• WHAT IS NEEDED:
From the entries below, copy every line that holds the word "miles".

(Stored data entries)
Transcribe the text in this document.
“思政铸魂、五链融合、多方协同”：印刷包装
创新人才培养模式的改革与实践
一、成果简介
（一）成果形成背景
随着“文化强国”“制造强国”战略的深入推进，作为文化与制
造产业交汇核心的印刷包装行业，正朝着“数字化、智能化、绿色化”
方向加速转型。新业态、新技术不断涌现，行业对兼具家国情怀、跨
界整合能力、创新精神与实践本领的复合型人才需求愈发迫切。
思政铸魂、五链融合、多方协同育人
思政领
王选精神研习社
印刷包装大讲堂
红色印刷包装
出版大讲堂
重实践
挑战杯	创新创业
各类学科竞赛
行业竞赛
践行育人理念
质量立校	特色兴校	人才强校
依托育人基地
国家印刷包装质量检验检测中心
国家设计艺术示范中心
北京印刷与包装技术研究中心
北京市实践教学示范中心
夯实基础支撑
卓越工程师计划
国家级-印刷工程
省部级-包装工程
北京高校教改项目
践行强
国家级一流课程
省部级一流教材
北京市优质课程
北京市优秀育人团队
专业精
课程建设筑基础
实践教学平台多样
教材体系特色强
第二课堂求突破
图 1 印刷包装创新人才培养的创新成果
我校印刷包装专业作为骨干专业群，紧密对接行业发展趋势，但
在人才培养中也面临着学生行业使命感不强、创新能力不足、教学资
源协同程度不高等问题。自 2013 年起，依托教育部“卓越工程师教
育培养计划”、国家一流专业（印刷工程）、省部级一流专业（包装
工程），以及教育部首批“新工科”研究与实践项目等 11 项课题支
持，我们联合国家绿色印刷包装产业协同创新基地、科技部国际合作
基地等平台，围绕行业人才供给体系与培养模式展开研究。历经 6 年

...

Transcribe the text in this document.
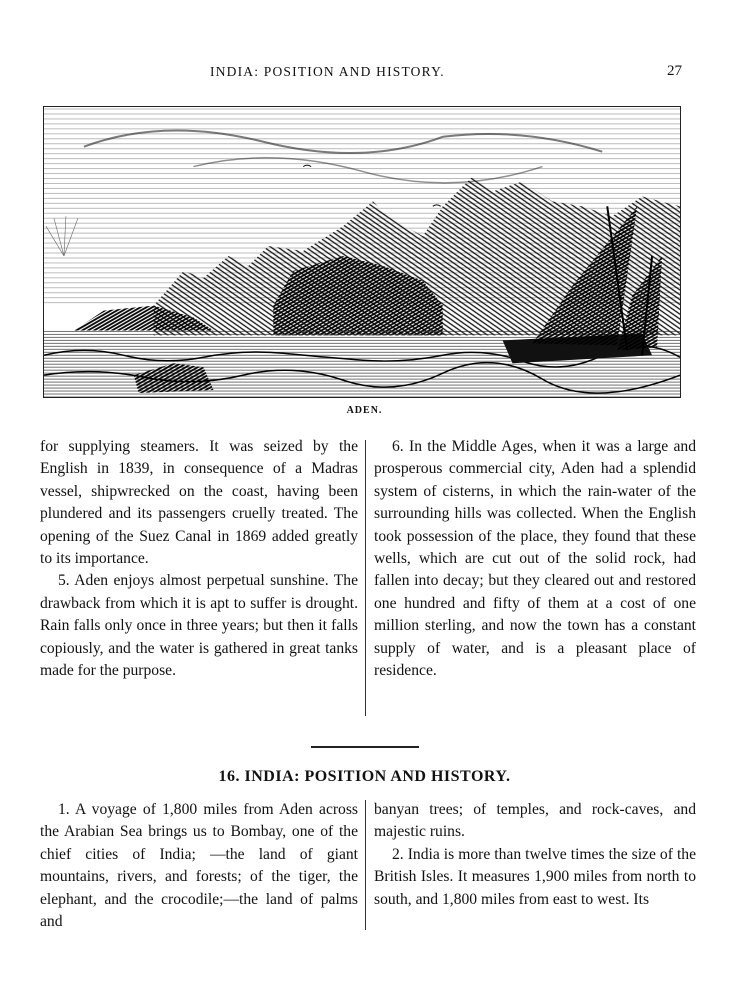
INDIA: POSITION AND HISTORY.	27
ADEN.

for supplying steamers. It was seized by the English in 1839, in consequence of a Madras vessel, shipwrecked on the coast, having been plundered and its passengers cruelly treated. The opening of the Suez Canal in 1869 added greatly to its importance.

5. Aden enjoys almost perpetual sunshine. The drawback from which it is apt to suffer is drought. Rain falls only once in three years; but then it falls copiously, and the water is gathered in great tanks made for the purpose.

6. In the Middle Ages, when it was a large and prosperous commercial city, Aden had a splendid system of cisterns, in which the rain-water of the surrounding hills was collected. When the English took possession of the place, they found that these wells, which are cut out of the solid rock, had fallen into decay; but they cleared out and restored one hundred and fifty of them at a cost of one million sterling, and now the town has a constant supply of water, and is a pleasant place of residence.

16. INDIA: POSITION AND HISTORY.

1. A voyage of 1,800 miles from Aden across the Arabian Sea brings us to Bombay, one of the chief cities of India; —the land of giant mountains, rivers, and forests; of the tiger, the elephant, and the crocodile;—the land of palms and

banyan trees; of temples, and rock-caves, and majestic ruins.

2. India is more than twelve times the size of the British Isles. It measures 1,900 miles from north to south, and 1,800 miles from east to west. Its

• RESULT BELOW:
1. A voyage of 1,800 miles from Aden across the Arabian Sea brings us to Bombay, one of the chief cities of India; —the land of giant mountains, rivers, and forests; of the tiger, the elephant, and the crocodile;—the land of palms and
2. India is more than twelve times the size of the British Isles. It measures 1,900 miles from north to south, and 1,800 miles from east to west. Its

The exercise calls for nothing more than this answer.